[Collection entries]
——

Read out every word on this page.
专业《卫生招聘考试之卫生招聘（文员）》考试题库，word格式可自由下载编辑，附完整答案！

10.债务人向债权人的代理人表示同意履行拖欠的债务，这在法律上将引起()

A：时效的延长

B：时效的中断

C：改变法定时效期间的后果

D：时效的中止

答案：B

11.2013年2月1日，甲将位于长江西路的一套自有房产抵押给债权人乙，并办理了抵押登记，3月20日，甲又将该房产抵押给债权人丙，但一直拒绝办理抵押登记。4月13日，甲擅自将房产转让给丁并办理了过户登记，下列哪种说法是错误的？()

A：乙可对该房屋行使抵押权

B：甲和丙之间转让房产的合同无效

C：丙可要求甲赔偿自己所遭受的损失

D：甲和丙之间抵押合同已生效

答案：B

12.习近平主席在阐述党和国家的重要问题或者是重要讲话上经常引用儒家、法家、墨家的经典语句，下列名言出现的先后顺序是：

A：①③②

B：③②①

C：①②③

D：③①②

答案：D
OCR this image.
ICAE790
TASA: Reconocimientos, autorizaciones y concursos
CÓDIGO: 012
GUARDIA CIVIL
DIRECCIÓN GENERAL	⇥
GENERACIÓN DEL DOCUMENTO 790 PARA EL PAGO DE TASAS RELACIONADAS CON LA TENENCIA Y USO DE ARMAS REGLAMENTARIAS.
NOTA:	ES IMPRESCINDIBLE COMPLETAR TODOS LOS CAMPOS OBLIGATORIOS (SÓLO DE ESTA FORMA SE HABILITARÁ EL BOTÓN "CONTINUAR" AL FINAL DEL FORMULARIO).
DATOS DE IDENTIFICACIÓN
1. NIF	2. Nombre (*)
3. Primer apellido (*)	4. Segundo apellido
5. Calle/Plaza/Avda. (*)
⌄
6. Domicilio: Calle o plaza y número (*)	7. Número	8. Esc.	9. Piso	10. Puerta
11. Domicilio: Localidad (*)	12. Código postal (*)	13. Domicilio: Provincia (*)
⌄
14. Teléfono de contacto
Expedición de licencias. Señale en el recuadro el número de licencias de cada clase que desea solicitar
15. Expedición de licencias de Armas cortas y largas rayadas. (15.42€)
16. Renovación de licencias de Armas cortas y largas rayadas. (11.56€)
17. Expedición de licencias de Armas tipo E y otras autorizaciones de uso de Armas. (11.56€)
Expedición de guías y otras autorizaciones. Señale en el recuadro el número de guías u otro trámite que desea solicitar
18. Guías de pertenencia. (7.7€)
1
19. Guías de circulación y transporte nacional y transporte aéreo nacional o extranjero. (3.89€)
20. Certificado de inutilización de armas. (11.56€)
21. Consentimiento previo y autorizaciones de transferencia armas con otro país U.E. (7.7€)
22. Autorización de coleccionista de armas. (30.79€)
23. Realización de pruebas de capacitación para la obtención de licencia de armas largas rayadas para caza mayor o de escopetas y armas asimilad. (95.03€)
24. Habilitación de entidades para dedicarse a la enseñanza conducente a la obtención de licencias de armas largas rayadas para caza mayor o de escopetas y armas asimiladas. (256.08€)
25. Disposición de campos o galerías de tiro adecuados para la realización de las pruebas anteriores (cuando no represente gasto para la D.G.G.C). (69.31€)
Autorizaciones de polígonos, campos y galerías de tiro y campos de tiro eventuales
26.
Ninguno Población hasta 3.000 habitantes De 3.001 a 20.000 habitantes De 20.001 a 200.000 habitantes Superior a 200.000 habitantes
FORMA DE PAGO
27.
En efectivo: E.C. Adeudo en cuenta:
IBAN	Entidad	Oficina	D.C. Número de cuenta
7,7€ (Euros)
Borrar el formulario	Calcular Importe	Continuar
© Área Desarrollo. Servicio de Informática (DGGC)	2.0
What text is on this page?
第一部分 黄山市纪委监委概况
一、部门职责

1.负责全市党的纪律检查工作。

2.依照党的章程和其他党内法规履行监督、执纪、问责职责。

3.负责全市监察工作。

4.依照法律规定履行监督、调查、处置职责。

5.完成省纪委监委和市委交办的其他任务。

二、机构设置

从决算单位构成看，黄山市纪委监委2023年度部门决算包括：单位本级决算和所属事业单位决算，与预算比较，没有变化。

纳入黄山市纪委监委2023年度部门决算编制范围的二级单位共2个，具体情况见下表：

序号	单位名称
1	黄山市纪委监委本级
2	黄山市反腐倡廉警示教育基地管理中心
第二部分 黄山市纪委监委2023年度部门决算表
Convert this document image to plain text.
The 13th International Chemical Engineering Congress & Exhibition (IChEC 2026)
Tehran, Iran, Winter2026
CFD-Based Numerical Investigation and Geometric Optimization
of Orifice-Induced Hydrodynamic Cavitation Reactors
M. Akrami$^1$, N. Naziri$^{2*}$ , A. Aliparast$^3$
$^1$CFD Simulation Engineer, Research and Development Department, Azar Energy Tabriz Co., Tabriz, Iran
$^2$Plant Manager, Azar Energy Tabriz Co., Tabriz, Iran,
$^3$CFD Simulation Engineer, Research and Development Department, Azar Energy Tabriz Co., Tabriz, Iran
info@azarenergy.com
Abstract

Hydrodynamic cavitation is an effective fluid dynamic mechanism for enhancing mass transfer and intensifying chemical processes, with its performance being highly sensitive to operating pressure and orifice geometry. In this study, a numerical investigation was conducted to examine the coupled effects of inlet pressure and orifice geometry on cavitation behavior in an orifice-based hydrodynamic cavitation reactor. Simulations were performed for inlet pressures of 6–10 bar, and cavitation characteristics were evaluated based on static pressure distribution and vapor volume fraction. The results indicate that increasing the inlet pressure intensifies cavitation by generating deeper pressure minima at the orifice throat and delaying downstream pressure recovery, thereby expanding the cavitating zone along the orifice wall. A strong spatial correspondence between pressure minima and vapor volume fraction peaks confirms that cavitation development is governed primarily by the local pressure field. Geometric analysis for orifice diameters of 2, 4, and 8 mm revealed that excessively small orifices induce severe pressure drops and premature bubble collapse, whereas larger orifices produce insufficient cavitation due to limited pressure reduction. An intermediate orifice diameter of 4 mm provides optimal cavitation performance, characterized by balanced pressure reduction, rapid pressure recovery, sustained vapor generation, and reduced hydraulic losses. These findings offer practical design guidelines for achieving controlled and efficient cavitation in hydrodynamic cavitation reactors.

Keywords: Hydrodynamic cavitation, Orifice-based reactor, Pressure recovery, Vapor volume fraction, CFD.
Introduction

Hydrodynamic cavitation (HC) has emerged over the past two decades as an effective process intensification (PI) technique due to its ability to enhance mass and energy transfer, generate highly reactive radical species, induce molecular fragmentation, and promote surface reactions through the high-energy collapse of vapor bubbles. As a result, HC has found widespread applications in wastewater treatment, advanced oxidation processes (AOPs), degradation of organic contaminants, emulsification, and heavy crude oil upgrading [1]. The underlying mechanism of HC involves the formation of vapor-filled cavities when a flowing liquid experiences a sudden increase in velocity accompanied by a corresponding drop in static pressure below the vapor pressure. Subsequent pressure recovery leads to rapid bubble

——

=== EXERCISE BRIEF ===
Write out every line of the data that holds the word "text".

=== ANSWER FOR THIS EXERCISE ===
What text is on this page?
Convert this document image to plain text.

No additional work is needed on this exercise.